▼

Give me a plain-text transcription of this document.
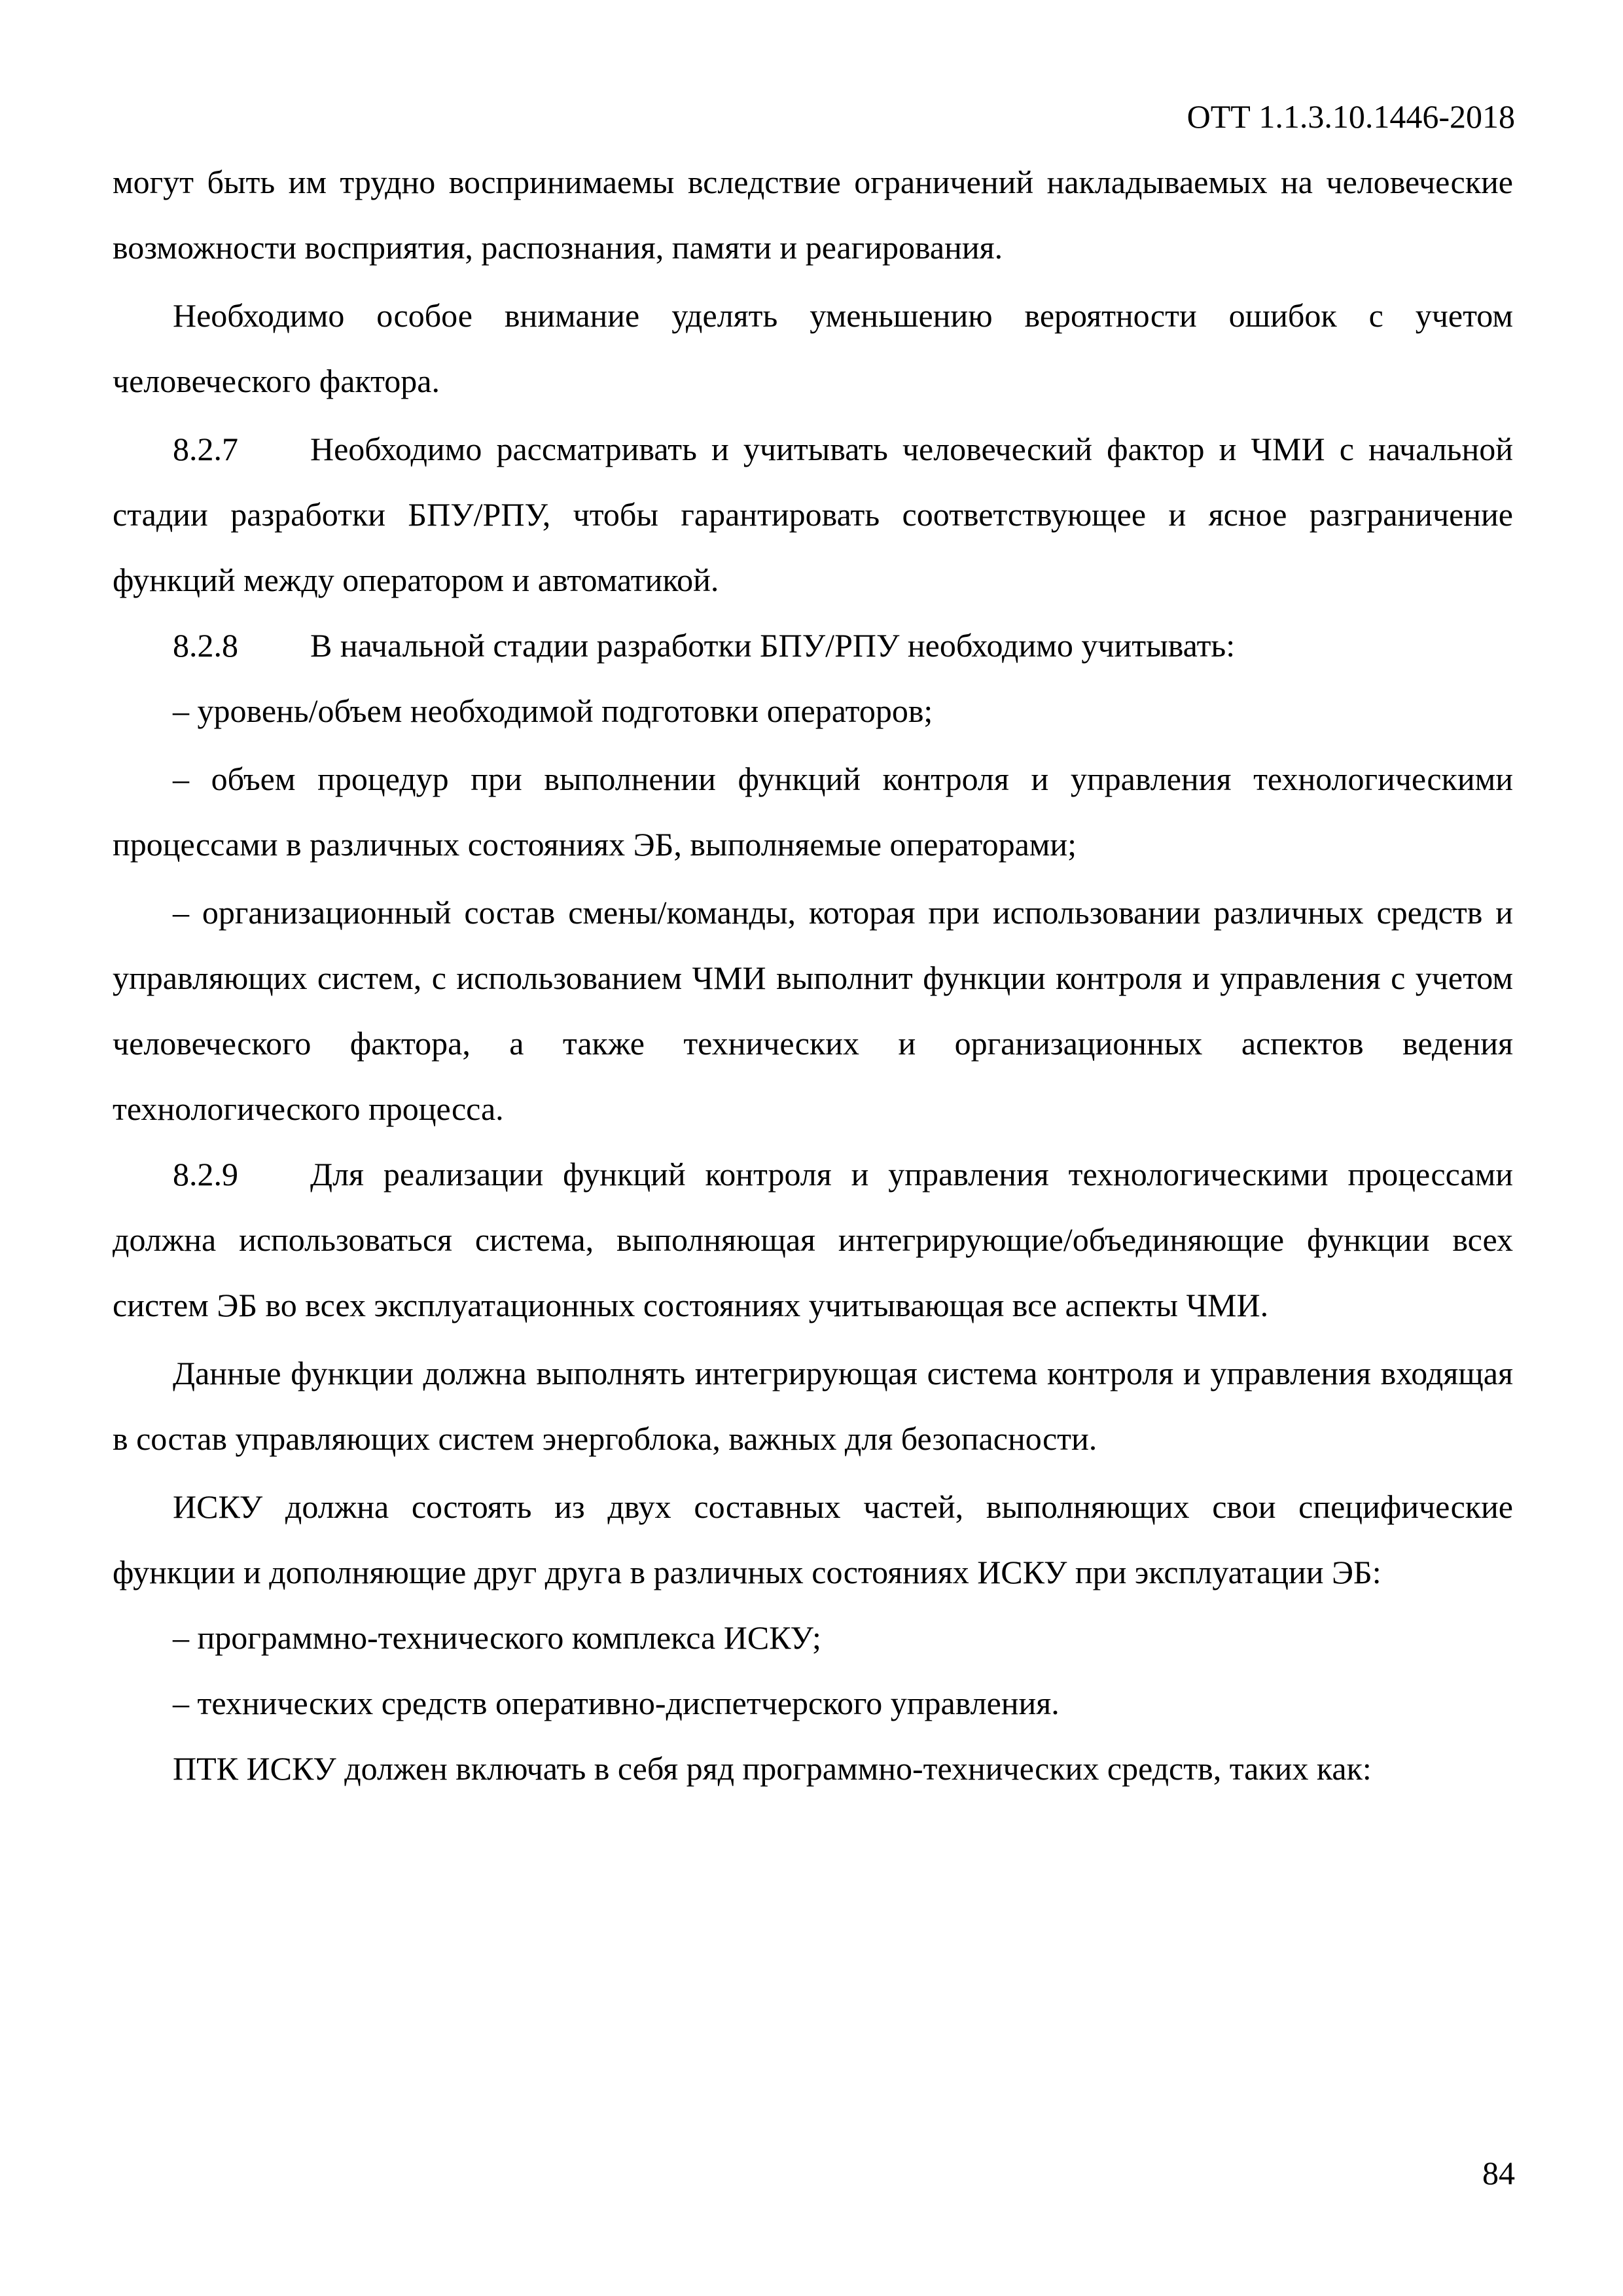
ОТТ 1.1.3.10.1446-2018

могут быть им трудно воспринимаемы вследствие ограничений накладываемых на человеческие возможности восприятия, распознания, памяти и реагирования.

Необходимо особое внимание уделять уменьшению вероятности ошибок с учетом человеческого фактора.

8.2.7 Необходимо рассматривать и учитывать человеческий фактор и ЧМИ с начальной стадии разработки БПУ/РПУ, чтобы гарантировать соответствующее и ясное разграничение функций между оператором и автоматикой.

8.2.8 В начальной стадии разработки БПУ/РПУ необходимо учитывать:

– уровень/объем необходимой подготовки операторов;

– объем процедур при выполнении функций контроля и управления технологическими процессами в различных состояниях ЭБ, выполняемые операторами;

– организационный состав смены/команды, которая при использовании различных средств и управляющих систем, с использованием ЧМИ выполнит функции контроля и управления с учетом человеческого фактора, а также технических и организационных аспектов ведения технологического процесса.

8.2.9 Для реализации функций контроля и управления технологическими процессами должна использоваться система, выполняющая интегрирующие/объединяющие функции всех систем ЭБ во всех эксплуатационных состояниях учитывающая все аспекты ЧМИ.

Данные функции должна выполнять интегрирующая система контроля и управления входящая в состав управляющих систем энергоблока, важных для безопасности.

ИСКУ должна состоять из двух составных частей, выполняющих свои специфические функции и дополняющие друг друга в различных состояниях ИСКУ при эксплуатации ЭБ:

– программно-технического комплекса ИСКУ;

– технических средств оперативно-диспетчерского управления.

ПТК ИСКУ должен включать в себя ряд программно-технических средств, таких как:

84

▲

◆ Work required ◆
Search the data for the string "система" and copy each line where it appears.

◆ Correct response ◆
8.2.9 Для реализации функций контроля и управления технологическими процессами должна использоваться система, выполняющая интегрирующие/объединяющие функции всех систем ЭБ во всех эксплуатационных состояниях учитывающая все аспекты ЧМИ.
Данные функции должна выполнять интегрирующая система контроля и управления входящая в состав управляющих систем энергоблока, важных для безопасности.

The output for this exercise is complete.